**Given exercise:**
Reproduce the data exactly and drop any pictures it holds.

**Record set:**
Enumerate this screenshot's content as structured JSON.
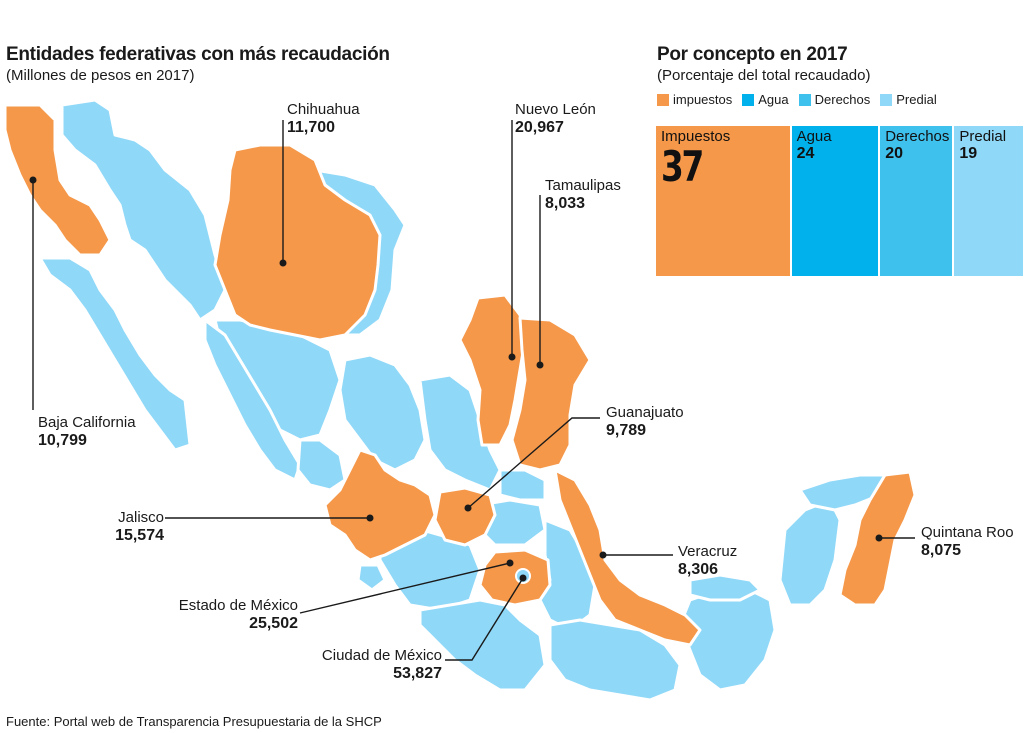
{
  "header": {
    "title": "Entidades federativas con más recaudación",
    "subtitle": "(Millones de pesos en 2017)"
  },
  "concept": {
    "title": "Por concepto en 2017",
    "subtitle": "(Porcentaje del total recaudado)",
    "legend": [
      {
        "label": "impuestos",
        "color": "#f5984a"
      },
      {
        "label": "Agua",
        "color": "#00b1eb"
      },
      {
        "label": "Derechos",
        "color": "#3fc1ee"
      },
      {
        "label": "Predial",
        "color": "#8fd8f8"
      }
    ]
  },
  "chart_data": [
    {
      "type": "table",
      "title": "Entidades federativas con más recaudación",
      "subtitle": "(Millones de pesos en 2017)",
      "categories": [
        "Baja California",
        "Chihuahua",
        "Nuevo León",
        "Tamaulipas",
        "Guanajuato",
        "Jalisco",
        "Veracruz",
        "Quintana Roo",
        "Estado de México",
        "Ciudad de México"
      ],
      "values": [
        10799,
        11700,
        20967,
        8033,
        9789,
        15574,
        8306,
        8075,
        25502,
        53827
      ],
      "value_labels": [
        "10,799",
        "11,700",
        "20,967",
        "8,033",
        "9,789",
        "15,574",
        "8,306",
        "8,075",
        "25,502",
        "53,827"
      ]
    },
    {
      "type": "bar",
      "title": "Por concepto en 2017",
      "subtitle": "(Porcentaje del total recaudado)",
      "categories": [
        "Impuestos",
        "Agua",
        "Derechos",
        "Predial"
      ],
      "values": [
        37,
        24,
        20,
        19
      ],
      "colors": [
        "#f5984a",
        "#00b1eb",
        "#3fc1ee",
        "#8fd8f8"
      ]
    }
  ],
  "map_colors": {
    "highlight": "#f5984a",
    "base": "#8fd8f8"
  },
  "footer": {
    "source": "Fuente: Portal web de Transparencia Presupuestaria de la SHCP"
  }
}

**Answer for the task:**
Enumerate this screenshot's content as structured JSON.
{
  "header": {
    "title": "Entidades federativas con más recaudación",
    "subtitle": "(Millones de pesos en 2017)"
  },
  "concept": {
    "title": "Por concepto en 2017",
    "subtitle": "(Porcentaje del total recaudado)",
    "legend": [
      {
        "label": "impuestos",
        "color": "#f5984a"
      },
      {
        "label": "Agua",
        "color": "#00b1eb"
      },
      {
        "label": "Derechos",
        "color": "#3fc1ee"
      },
      {
        "label": "Predial",
        "color": "#8fd8f8"
      }
    ]
  },
  "chart_data": [
    {
      "type": "table",
      "title": "Entidades federativas con más recaudación",
      "subtitle": "(Millones de pesos en 2017)",
      "categories": [
        "Baja California",
        "Chihuahua",
        "Nuevo León",
        "Tamaulipas",
        "Guanajuato",
        "Jalisco",
        "Veracruz",
        "Quintana Roo",
        "Estado de México",
        "Ciudad de México"
      ],
      "values": [
        10799,
        11700,
        20967,
        8033,
        9789,
        15574,
        8306,
        8075,
        25502,
        53827
      ],
      "value_labels": [
        "10,799",
        "11,700",
        "20,967",
        "8,033",
        "9,789",
        "15,574",
        "8,306",
        "8,075",
        "25,502",
        "53,827"
      ]
    },
    {
      "type": "bar",
      "title": "Por concepto en 2017",
      "subtitle": "(Porcentaje del total recaudado)",
      "categories": [
        "Impuestos",
        "Agua",
        "Derechos",
        "Predial"
      ],
      "values": [
        37,
        24,
        20,
        19
      ],
      "colors": [
        "#f5984a",
        "#00b1eb",
        "#3fc1ee",
        "#8fd8f8"
      ]
    }
  ],
  "map_colors": {
    "highlight": "#f5984a",
    "base": "#8fd8f8"
  },
  "footer": {
    "source": "Fuente: Portal web de Transparencia Presupuestaria de la SHCP"
  }
}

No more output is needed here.